En effet, pour la première fois dans toute l'histoire civilisée, on se trouvait en présence d'un mouvement social qui affichait hégémoniquement vouloir par avance procéder à une révolution et qui, pour cela même, n'allait pas opposer à la provocation Barbare autre chose que des moyens de Réforme ! Du fait qu'on "préméditait" cette fois le parachèvement civilisé, auquel absolument aucune expérience antérieure n'avait "préparé", on étalait tous les SYSTÈMES possibles et tout faits de Socialisme-Démocratique, dont les meilleurs, sous prétexte qu'ils devaient enfin abolir les révolutions, prétendaient s'imposer en faisant l'économie de la forme révolutionnaire.
Dans la révolution Social-Démocrate des Utopistes Ultra-civilisés, tout à fait "préméditée" par les intéressés, il s'agissait d'une opération d'une envergure incomparable, relativement à toutes les révolutions antérieures affrontées par la Civilisation depuis 25 siècles, et auxquelles elle avait dû son perfectionnement. Même la propre naissance de la Civilisation, surgissant du monde primitif, n'était pas comparable ! Et pourtant, c'est à ce moment même, par une exception étrange, que les Utopistes Intégraux restèrent pratiquement sans ressort, comme dépourvus de forces créatrices et de puissance expansive, quand ils se trouvèrent confrontés au défi de la Barbarie intégrale. Proposer des "réformes" était ne rien proposer du tout ! Mais la panoplie des "systèmes" utopistes était tellement au point, que toute initiative historique se trouvait exclue a priori. Il nous faut creuser cette énigme.

────────────────────

* **Objectif visé A**:
Répondez aux questions suivantes à partir du passage sur la révolution social-démocrate :
(i) Quels moyens le mouvement social allait-il opposer à la provocation Barbare ?
(ii) Depuis combien de siècles la Civilisation affrontait-elle des révolutions ?
(iii) À quel défi les Utopistes Intégraux se trouvèrent-ils confrontés ?
* **Objectif visé B**: Condensez le paragraphe commençant par « Dans la révolution Social-Démocrate des Utopistes Ultra-civilisés » du passage sur la révolution social-démocrate, en conservant ses faits principaux.
* **Objectif visé C**: Poursuivez le passage sur la révolution social-démocrate à partir de sa dernière phrase.

* **Données fournies**:
────────────────────

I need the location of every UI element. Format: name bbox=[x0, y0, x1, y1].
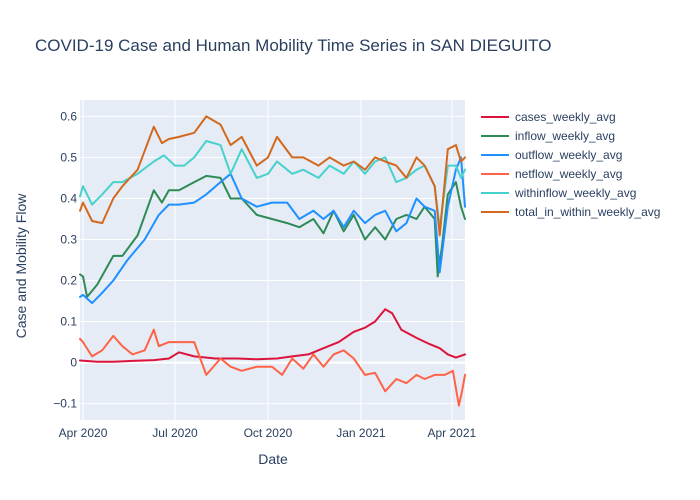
x-tick-label: Apr 2020 bbox=[59, 426, 108, 440]
series-line-netflow_weekly_avg bbox=[79, 328, 466, 407]
x-tick-label: Oct 2020 bbox=[244, 426, 293, 440]
legend-label: outflow_weekly_avg bbox=[515, 148, 622, 162]
legend: cases_weekly_avg inflow_weekly_avgoutflow… bbox=[481, 110, 660, 219]
y-tick-label: 0.5 bbox=[60, 150, 77, 164]
series-line-outflow_weekly_avg bbox=[79, 156, 466, 305]
y-tick-label: −0.1 bbox=[53, 397, 77, 411]
legend-item[interactable]: total_in_within_weekly_avg bbox=[481, 205, 660, 219]
y-tick-label: 0.3 bbox=[60, 232, 77, 246]
x-axis-title: Date bbox=[258, 451, 288, 467]
legend-label: total_in_within_weekly_avg bbox=[515, 205, 660, 219]
series-line-inflow_weekly_avg bbox=[79, 174, 466, 298]
x-tick-label: Jan 2021 bbox=[336, 426, 386, 440]
y-tick-label: 0.2 bbox=[60, 274, 77, 288]
legend-label: inflow_weekly_avg bbox=[515, 129, 615, 143]
series-line-withinflow_weekly_avg bbox=[79, 140, 466, 229]
y-tick-label: 0.1 bbox=[60, 315, 77, 329]
legend-label: netflow_weekly_avg bbox=[515, 167, 622, 181]
x-tick-label: Jul 2020 bbox=[152, 426, 198, 440]
y-tick-label: 0.6 bbox=[60, 109, 77, 123]
legend-item[interactable]: withinflow_weekly_avg bbox=[481, 186, 636, 200]
legend-item[interactable]: inflow_weekly_avg bbox=[481, 129, 615, 143]
legend-item[interactable]: cases_weekly_avg bbox=[481, 110, 616, 124]
series-layer bbox=[79, 115, 466, 407]
chart-title: COVID-19 Case and Human Mobility Time Se… bbox=[35, 36, 551, 55]
x-tick-label: Apr 2021 bbox=[428, 426, 477, 440]
legend-item[interactable]: outflow_weekly_avg bbox=[481, 148, 622, 162]
legend-label: cases_weekly_avg bbox=[515, 110, 616, 124]
legend-label: withinflow_weekly_avg bbox=[514, 186, 636, 200]
y-tick-label: 0 bbox=[70, 356, 77, 370]
series-line-cases_weekly_avg bbox=[79, 308, 466, 363]
y-axis-title: Case and Mobility Flow bbox=[13, 193, 29, 339]
y-tick-label: 0.4 bbox=[60, 191, 77, 205]
series-line-total_in_within_weekly_avg bbox=[79, 115, 466, 237]
y-axis-ticks: −0.1 0 0.1 0.2 0.3 0.4 0.5 0.6 bbox=[53, 109, 77, 410]
legend-item[interactable]: netflow_weekly_avg bbox=[481, 167, 622, 181]
x-axis-ticks: Apr 2020 Jul 2020 Oct 2020 Jan 2021 Apr 2021 bbox=[59, 426, 477, 440]
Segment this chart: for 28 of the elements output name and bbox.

────────────────────

* **Réponse finale A**:
(i) Des moyens de Réforme.
(ii) Depuis 25 siècles.
(iii) Au défi de la Barbarie intégrale.

* **Réponse finale B**: La révolution social-démocrate des Utopistes Ultra-civilisés était entièrement préméditée. Son ampleur dépassait celle de toutes les révolutions que la Civilisation avait affrontées en 25 siècles et auxquelles elle devait son perfectionnement. Elle dépassait même celle de la naissance de la Civilisation à partir du monde primitif. Pourtant, face au défi de la Barbarie intégrale, les Utopistes Intégraux restèrent pratiquement sans ressort, dépourvus de forces créatrices et de puissance expansive. Proposer des réformes revenait à ne rien proposer. Or leurs systèmes étaient si aboutis qu'ils excluaient a priori toute initiative historique. Cette énigme demande à être creusée.

* **Réponse finale C**:
Les vraies Révolutions civilisées (et Dieu sait à quel point elles le furent, par les guerres civiles impitoyables qu'elles déchaînèrent, à chaque fois plus larges, plus profondes) n'étaient pourtant, quant au contenu, que des Réformes : elles "purifiaient" la base civilisée faite de Propriété privée et de Citoyenneté publique ; elles délivraient la Civilisation de certaines "inconséquences" déterminées ; et ce "perfectionnement" civilisé s'effectuait au nom de la lutte contre les Privilèges établis (qu'on croyait récents, violant des "franchises" ancestrales !).
L'Ultra-Révolution que se proposent les Utopistes a un tout autre caractère : elle veut abolir l'hégémonie de la minorité ACTIVE de Propriétaires-Citoyens, sur la masse populaire PASSIVE quant à ces titres qui lui étaient effectivement reconnus (ce qui fait toute la différence avec notre Barbarie Intégrale, qui vante pour la forme "l'activité" de la masse, en lui interdisant sur le fond tout attribut réel de Propriétaire-Citoyen !).
Ainsi, l'Ultra-Révolution des Social-Démocrates (les vrais, pas ceux qu'on a connus plus tard sous ce nom !) mettait en cause tout ce qui avait sous-tendu la civilisation, et qui était arrivé à sa perfection finale vers 1800.
Mais dans la tête des Utopistes, il ne s'agissait précisément que d'une Ultra-Révolution, c'est-à-dire de quelque chose de civilisé et devant parachever la Civilisation. C'est en ce sens, d'ailleurs, qu'on ne parlait que de "GÉNÉRALISER" la Propriété et la Citoyenneté active ; ce qui donnait à la fonction Active l'aspect du "dernier" PRIVILÈGE, du simple privilège "par excellence".
Les Utopistes engageaient bien une action civilisée, la seule digne des civilisés de leur temps, une action qui les faisait les vrais héritiers de la Civilisation, et absolument nécessaire pour quiconque était soucieux de sauver le dépôt civilisé, d'éviter la Barbarie Intégrale et de permettre un avenir à l'humanité préhistorique.
Mais il y avait quelque chose de profondément "anormal", du point de vue civilisé, dans la position des Utopistes (bientôt dits Rouges). Le privilège par excellence d'une minorité dominante pouvait-il être dit abolissable, alors que cette perspective n'entrait dans aucun cadre connu au sens de l'Expérience positive de la Civilisation.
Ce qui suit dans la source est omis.